Written problem 1:
Using the lecture announcement, decide whether each statement agrees with it: (a) the lecture is set to run for one hour; (b) the artist moved to the Dallas/Fort Worth area in 2019; (c) Channeling was trained on an archive of 7,000 image files. For each, answer yes or no and quote the deciding words.

Passage provided:
Date: March 9th, 2020 from 19:00 until 20:00

Location: Karel Doormanhof 45, 3012 GC Rotterdam

About the lecture:
Christopher Meerdo will be lecturing on digital colonialism through his research-based photographic and emerging media projects Eigengrau (infrared facial recognition camera images mined from restricted international factory employee work registrations) and Channeling (a Generative Adversarial Network trained on the complete 70,000 image file archive of Osama bin Laden’s computer cache, released by the Central Intelligence Agency). The artist considers the working space of emerging technologies to question the power of non-human camera and data aggregations. 

Artist bio:

Christopher Meerdo is an artist who grew up in the Upper Peninsula of Michigan and spent his teenage years in Šiauliai, Lithuania. He resided in Chicago for the last 15 years before relocating in 2019 to the Dallas/Fort Worth area.

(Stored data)

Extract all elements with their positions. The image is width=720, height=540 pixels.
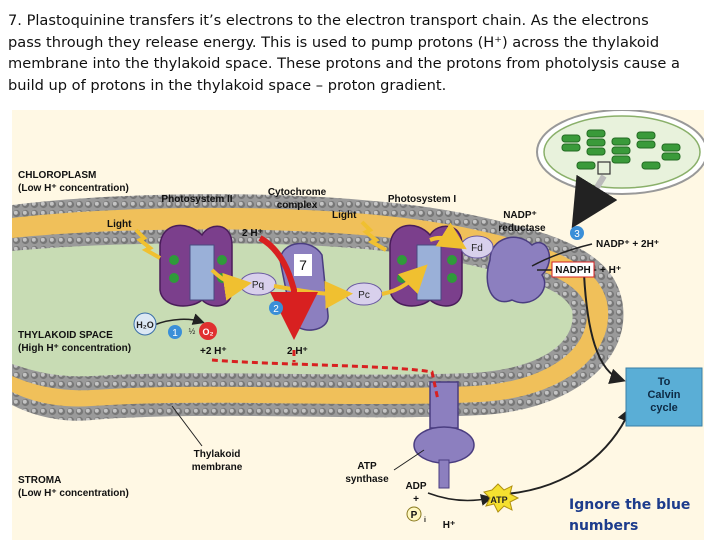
step-3-label: 3 bbox=[574, 229, 580, 240]
plus-label: + bbox=[413, 494, 419, 505]
o2-label: O₂ bbox=[202, 327, 214, 337]
question-caption bbox=[8, 10, 712, 96]
thylakoid-membrane-label-1: Thylakoid bbox=[193, 449, 241, 460]
note-line-1: Ignore the blue bbox=[569, 497, 691, 513]
caption-line-1: 7. Plastoquinine transfers it’s electrons to the electron transport chain. As the electrons bbox=[8, 12, 649, 29]
nadph-label: NADPH bbox=[555, 265, 591, 276]
stroma-label: STROMA bbox=[18, 475, 62, 486]
step-2-label: 2 bbox=[273, 304, 279, 315]
complex-label: complex bbox=[276, 200, 318, 211]
calvin-label-1: To bbox=[657, 376, 671, 388]
nadp-reductase-label-2: reductase bbox=[498, 223, 546, 234]
step-circle-3 bbox=[570, 226, 584, 240]
light-label-2: Light bbox=[332, 210, 357, 221]
step-circle-1 bbox=[168, 325, 182, 339]
half-label: ½ bbox=[188, 327, 196, 336]
step-circle-2 bbox=[269, 301, 283, 315]
photosystem-ii bbox=[160, 225, 232, 306]
nadp-reductase-label-1: NADP⁺ bbox=[503, 210, 537, 221]
caption-line-2: pass through they release energy. This is used to pump protons (H⁺) across the thylakoid bbox=[8, 33, 660, 51]
chloroplasm-label: CHLOROPLASM bbox=[18, 170, 97, 181]
calvin-label-2: Calvin bbox=[647, 389, 681, 401]
atp-label: ATP bbox=[490, 495, 508, 505]
calvin-label-3: cycle bbox=[650, 402, 678, 414]
photosystem-i bbox=[390, 225, 462, 306]
plus-h-label: + H⁺ bbox=[600, 265, 622, 276]
caption-line-4: build up of protons in the thylakoid space – proton gradient. bbox=[8, 76, 447, 94]
pi-label: P bbox=[410, 510, 418, 521]
photosystem-i-label: Photosystem I bbox=[387, 194, 457, 205]
atp-synthase-label-1: ATP bbox=[357, 461, 377, 472]
pq-label: Pq bbox=[251, 280, 265, 291]
plus-2h-label: +2 H⁺ bbox=[200, 346, 227, 357]
h2o-circle bbox=[134, 313, 156, 335]
pc-label: Pc bbox=[358, 290, 370, 301]
thylakoid-membrane-label-2: membrane bbox=[191, 462, 243, 473]
thylakoid-space-label: THYLAKOID SPACE bbox=[18, 330, 113, 341]
nadp-plus-2h-label: NADP⁺ + 2H⁺ bbox=[596, 239, 660, 250]
pc-carrier bbox=[346, 283, 382, 305]
photosystem-ii-label: Photosystem II bbox=[161, 194, 233, 205]
two-h-label: 2 H⁺ bbox=[242, 228, 263, 239]
adp-label: ADP bbox=[405, 481, 427, 492]
ignore-numbers-note bbox=[569, 495, 699, 537]
fd-label: Fd bbox=[471, 243, 483, 254]
atp-synthase-label-2: synthase bbox=[345, 474, 389, 485]
pi-sub-label: i bbox=[424, 517, 426, 524]
pq-carrier bbox=[240, 273, 276, 295]
thylakoid-space-sub-label: (High H⁺ concentration) bbox=[18, 343, 132, 354]
light-label-1: Light bbox=[107, 219, 132, 230]
handwritten-7-label: 7 bbox=[299, 257, 307, 273]
h2o-label: H₂O bbox=[136, 320, 154, 330]
chloroplasm-sub-label: (Low H⁺ concentration) bbox=[18, 183, 129, 194]
step-1-label: 1 bbox=[172, 328, 178, 339]
cytochrome-label: Cytochrome bbox=[267, 187, 327, 198]
two-h-lower-label: 2 H⁺ bbox=[287, 346, 308, 357]
fd-carrier bbox=[461, 236, 493, 258]
caption-line-3: membrane into the thylakoid space. These protons and the protons from photolysis cause a bbox=[8, 55, 680, 73]
h-plus-bottom-label: H⁺ bbox=[442, 520, 456, 531]
thylakoid-diagram bbox=[12, 110, 704, 540]
o2-circle bbox=[199, 322, 217, 340]
note-line-2: numbers bbox=[569, 518, 639, 534]
stroma-sub-label: (Low H⁺ concentration) bbox=[18, 488, 129, 499]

Written problem 2:
Retype the records from the line with "step-3-label: 3 bbox=[574, 229, 580, 240]" to the line with "nadph-label: NADPH bbox=[555, 265, 591, 276]".

Complete response 1:
(a) Yes: "from 19:00 until 20:00"
(b) Yes: "relocating in 2019 to the Dallas/Fort Worth area"
(c) No: "the complete 70,000 image file archive"

Complete response 2:
step-3-label: 3 bbox=[574, 229, 580, 240]
plus-label: + bbox=[413, 494, 419, 505]
o2-label: O₂ bbox=[202, 327, 214, 337]
question-caption bbox=[8, 10, 712, 96]
thylakoid-membrane-label-1: Thylakoid bbox=[193, 449, 241, 460]
note-line-1: Ignore the blue bbox=[569, 497, 691, 513]
caption-line-1: 7. Plastoquinine transfers it’s electrons to the electron transport chain. As the electrons bbox=[8, 12, 649, 29]
nadph-label: NADPH bbox=[555, 265, 591, 276]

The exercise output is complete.